◆ Provided entries:
┌──

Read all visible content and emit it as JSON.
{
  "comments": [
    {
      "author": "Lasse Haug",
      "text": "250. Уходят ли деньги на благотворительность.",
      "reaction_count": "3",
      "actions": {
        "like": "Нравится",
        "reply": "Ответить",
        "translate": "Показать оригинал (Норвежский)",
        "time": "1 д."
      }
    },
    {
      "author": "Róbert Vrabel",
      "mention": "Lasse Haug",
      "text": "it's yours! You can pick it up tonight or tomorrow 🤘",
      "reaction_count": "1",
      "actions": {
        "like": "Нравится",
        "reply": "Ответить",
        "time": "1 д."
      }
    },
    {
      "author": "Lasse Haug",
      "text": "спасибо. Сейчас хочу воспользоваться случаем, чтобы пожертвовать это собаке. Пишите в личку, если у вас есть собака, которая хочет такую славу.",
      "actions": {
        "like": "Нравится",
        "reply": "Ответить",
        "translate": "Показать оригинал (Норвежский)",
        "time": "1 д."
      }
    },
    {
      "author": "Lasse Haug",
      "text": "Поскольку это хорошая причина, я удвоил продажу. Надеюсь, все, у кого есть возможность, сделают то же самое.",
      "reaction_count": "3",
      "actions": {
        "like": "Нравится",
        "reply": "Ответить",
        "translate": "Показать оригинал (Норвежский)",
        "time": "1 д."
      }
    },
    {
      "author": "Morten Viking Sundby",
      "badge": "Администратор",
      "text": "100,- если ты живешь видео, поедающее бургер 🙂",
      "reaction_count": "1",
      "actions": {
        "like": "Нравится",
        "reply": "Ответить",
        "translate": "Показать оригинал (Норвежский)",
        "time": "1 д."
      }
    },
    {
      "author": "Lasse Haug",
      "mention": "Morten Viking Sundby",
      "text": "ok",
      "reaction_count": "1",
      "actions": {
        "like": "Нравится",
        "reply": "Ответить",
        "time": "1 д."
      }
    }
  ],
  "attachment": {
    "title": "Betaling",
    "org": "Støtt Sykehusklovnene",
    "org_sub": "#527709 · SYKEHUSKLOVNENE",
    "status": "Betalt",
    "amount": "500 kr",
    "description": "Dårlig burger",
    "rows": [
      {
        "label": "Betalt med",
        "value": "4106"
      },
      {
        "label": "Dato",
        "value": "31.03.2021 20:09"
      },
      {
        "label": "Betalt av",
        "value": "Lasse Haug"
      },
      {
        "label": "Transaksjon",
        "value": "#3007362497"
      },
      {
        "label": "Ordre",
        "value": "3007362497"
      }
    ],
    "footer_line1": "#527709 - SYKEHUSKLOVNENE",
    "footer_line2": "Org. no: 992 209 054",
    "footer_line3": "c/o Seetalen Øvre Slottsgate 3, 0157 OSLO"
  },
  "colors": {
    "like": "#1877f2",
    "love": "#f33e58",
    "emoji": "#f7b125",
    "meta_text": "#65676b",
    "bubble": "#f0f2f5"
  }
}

└──

◆ Requirement:
Answer with one number: how many lines of the entries above include the word "Viking".

◆ Finished answer:
2